--- Start DATA EXCERPTS ---

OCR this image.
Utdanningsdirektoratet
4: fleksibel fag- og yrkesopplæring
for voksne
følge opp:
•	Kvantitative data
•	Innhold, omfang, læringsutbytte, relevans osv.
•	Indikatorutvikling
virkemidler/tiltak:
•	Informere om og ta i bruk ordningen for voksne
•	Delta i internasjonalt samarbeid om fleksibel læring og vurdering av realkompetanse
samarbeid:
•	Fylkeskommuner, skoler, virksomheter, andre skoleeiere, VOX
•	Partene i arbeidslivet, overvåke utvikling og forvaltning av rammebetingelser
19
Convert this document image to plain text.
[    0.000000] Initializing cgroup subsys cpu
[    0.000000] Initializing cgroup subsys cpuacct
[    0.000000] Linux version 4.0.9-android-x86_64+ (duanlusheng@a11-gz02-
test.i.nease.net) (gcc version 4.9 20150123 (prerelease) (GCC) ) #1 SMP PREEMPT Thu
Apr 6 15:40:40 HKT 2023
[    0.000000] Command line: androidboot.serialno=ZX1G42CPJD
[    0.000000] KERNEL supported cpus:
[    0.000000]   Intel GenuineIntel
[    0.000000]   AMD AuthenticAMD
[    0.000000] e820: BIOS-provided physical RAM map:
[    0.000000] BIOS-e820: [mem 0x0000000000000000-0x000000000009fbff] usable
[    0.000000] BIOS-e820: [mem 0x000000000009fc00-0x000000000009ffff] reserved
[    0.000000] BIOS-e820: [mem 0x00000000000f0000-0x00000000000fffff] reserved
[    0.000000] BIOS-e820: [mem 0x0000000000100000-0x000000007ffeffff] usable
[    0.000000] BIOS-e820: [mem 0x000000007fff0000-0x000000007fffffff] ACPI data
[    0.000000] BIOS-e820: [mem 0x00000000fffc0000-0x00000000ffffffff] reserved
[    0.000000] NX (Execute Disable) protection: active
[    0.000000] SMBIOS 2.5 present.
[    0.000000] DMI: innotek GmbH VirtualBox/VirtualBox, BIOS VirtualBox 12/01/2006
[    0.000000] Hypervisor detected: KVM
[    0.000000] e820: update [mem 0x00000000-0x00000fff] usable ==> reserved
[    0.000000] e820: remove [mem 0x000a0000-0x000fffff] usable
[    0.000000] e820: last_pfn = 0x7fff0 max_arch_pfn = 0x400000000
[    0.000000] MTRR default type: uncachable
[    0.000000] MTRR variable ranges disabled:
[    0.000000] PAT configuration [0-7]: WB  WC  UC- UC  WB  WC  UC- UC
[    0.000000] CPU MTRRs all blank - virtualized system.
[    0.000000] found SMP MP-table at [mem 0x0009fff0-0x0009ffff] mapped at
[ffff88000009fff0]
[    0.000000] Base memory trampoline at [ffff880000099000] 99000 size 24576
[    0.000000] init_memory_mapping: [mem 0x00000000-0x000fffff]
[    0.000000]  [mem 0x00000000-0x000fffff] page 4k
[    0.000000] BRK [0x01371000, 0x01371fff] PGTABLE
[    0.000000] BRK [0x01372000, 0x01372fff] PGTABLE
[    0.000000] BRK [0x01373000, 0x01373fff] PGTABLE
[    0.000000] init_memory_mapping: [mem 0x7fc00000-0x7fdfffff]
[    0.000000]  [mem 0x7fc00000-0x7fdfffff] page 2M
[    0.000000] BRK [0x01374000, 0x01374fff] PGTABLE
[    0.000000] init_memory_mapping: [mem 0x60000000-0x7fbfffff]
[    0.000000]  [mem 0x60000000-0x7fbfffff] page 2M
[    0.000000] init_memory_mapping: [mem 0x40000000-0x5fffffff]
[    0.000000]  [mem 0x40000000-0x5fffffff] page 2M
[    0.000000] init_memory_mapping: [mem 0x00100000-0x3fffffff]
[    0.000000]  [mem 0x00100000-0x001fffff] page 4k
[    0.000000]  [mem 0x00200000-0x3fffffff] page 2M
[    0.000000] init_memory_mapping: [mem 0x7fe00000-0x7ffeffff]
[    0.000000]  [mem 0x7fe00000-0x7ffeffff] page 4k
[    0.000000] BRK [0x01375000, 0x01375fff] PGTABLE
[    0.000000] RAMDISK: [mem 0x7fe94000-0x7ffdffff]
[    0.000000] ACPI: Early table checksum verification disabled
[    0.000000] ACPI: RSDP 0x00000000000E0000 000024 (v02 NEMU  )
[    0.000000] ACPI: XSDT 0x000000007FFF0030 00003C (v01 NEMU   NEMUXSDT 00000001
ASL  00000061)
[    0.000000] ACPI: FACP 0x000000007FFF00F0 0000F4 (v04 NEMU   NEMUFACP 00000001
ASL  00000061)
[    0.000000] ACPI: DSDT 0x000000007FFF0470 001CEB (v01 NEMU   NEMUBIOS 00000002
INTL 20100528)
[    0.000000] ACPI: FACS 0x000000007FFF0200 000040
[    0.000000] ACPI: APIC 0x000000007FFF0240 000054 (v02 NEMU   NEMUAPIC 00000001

--- End DATA EXCERPTS ---

Restate the whole listing exactly, leaving out nothing.

OCR this image.
Utdanningsdirektoratet
4: fleksibel fag- og yrkesopplæring
for voksne
følge opp:
•	Kvantitative data
•	Innhold, omfang, læringsutbytte, relevans osv.
•	Indikatorutvikling
virkemidler/tiltak:
•	Informere om og ta i bruk ordningen for voksne
•	Delta i internasjonalt samarbeid om fleksibel læring og vurdering av realkompetanse
samarbeid:
•	Fylkeskommuner, skoler, virksomheter, andre skoleeiere, VOX
•	Partene i arbeidslivet, overvåke utvikling og forvaltning av rammebetingelser
19
Convert this document image to plain text.
[    0.000000] Initializing cgroup subsys cpu
[    0.000000] Initializing cgroup subsys cpuacct
[    0.000000] Linux version 4.0.9-android-x86_64+ (duanlusheng@a11-gz02-
test.i.nease.net) (gcc version 4.9 20150123 (prerelease) (GCC) ) #1 SMP PREEMPT Thu
Apr 6 15:40:40 HKT 2023
[    0.000000] Command line: androidboot.serialno=ZX1G42CPJD
[    0.000000] KERNEL supported cpus:
[    0.000000]   Intel GenuineIntel
[    0.000000]   AMD AuthenticAMD
[    0.000000] e820: BIOS-provided physical RAM map:
[    0.000000] BIOS-e820: [mem 0x0000000000000000-0x000000000009fbff] usable
[    0.000000] BIOS-e820: [mem 0x000000000009fc00-0x000000000009ffff] reserved
[    0.000000] BIOS-e820: [mem 0x00000000000f0000-0x00000000000fffff] reserved
[    0.000000] BIOS-e820: [mem 0x0000000000100000-0x000000007ffeffff] usable
[    0.000000] BIOS-e820: [mem 0x000000007fff0000-0x000000007fffffff] ACPI data
[    0.000000] BIOS-e820: [mem 0x00000000fffc0000-0x00000000ffffffff] reserved
[    0.000000] NX (Execute Disable) protection: active
[    0.000000] SMBIOS 2.5 present.
[    0.000000] DMI: innotek GmbH VirtualBox/VirtualBox, BIOS VirtualBox 12/01/2006
[    0.000000] Hypervisor detected: KVM
[    0.000000] e820: update [mem 0x00000000-0x00000fff] usable ==> reserved
[    0.000000] e820: remove [mem 0x000a0000-0x000fffff] usable
[    0.000000] e820: last_pfn = 0x7fff0 max_arch_pfn = 0x400000000
[    0.000000] MTRR default type: uncachable
[    0.000000] MTRR variable ranges disabled:
[    0.000000] PAT configuration [0-7]: WB  WC  UC- UC  WB  WC  UC- UC
[    0.000000] CPU MTRRs all blank - virtualized system.
[    0.000000] found SMP MP-table at [mem 0x0009fff0-0x0009ffff] mapped at
[ffff88000009fff0]
[    0.000000] Base memory trampoline at [ffff880000099000] 99000 size 24576
[    0.000000] init_memory_mapping: [mem 0x00000000-0x000fffff]
[    0.000000]  [mem 0x00000000-0x000fffff] page 4k
[    0.000000] BRK [0x01371000, 0x01371fff] PGTABLE
[    0.000000] BRK [0x01372000, 0x01372fff] PGTABLE
[    0.000000] BRK [0x01373000, 0x01373fff] PGTABLE
[    0.000000] init_memory_mapping: [mem 0x7fc00000-0x7fdfffff]
[    0.000000]  [mem 0x7fc00000-0x7fdfffff] page 2M
[    0.000000] BRK [0x01374000, 0x01374fff] PGTABLE
[    0.000000] init_memory_mapping: [mem 0x60000000-0x7fbfffff]
[    0.000000]  [mem 0x60000000-0x7fbfffff] page 2M
[    0.000000] init_memory_mapping: [mem 0x40000000-0x5fffffff]
[    0.000000]  [mem 0x40000000-0x5fffffff] page 2M
[    0.000000] init_memory_mapping: [mem 0x00100000-0x3fffffff]
[    0.000000]  [mem 0x00100000-0x001fffff] page 4k
[    0.000000]  [mem 0x00200000-0x3fffffff] page 2M
[    0.000000] init_memory_mapping: [mem 0x7fe00000-0x7ffeffff]
[    0.000000]  [mem 0x7fe00000-0x7ffeffff] page 4k
[    0.000000] BRK [0x01375000, 0x01375fff] PGTABLE
[    0.000000] RAMDISK: [mem 0x7fe94000-0x7ffdffff]
[    0.000000] ACPI: Early table checksum verification disabled
[    0.000000] ACPI: RSDP 0x00000000000E0000 000024 (v02 NEMU  )
[    0.000000] ACPI: XSDT 0x000000007FFF0030 00003C (v01 NEMU   NEMUXSDT 00000001
ASL  00000061)
[    0.000000] ACPI: FACP 0x000000007FFF00F0 0000F4 (v04 NEMU   NEMUFACP 00000001
ASL  00000061)
[    0.000000] ACPI: DSDT 0x000000007FFF0470 001CEB (v01 NEMU   NEMUBIOS 00000002
INTL 20100528)
[    0.000000] ACPI: FACS 0x000000007FFF0200 000040
[    0.000000] ACPI: APIC 0x000000007FFF0240 000054 (v02 NEMU   NEMUAPIC 00000001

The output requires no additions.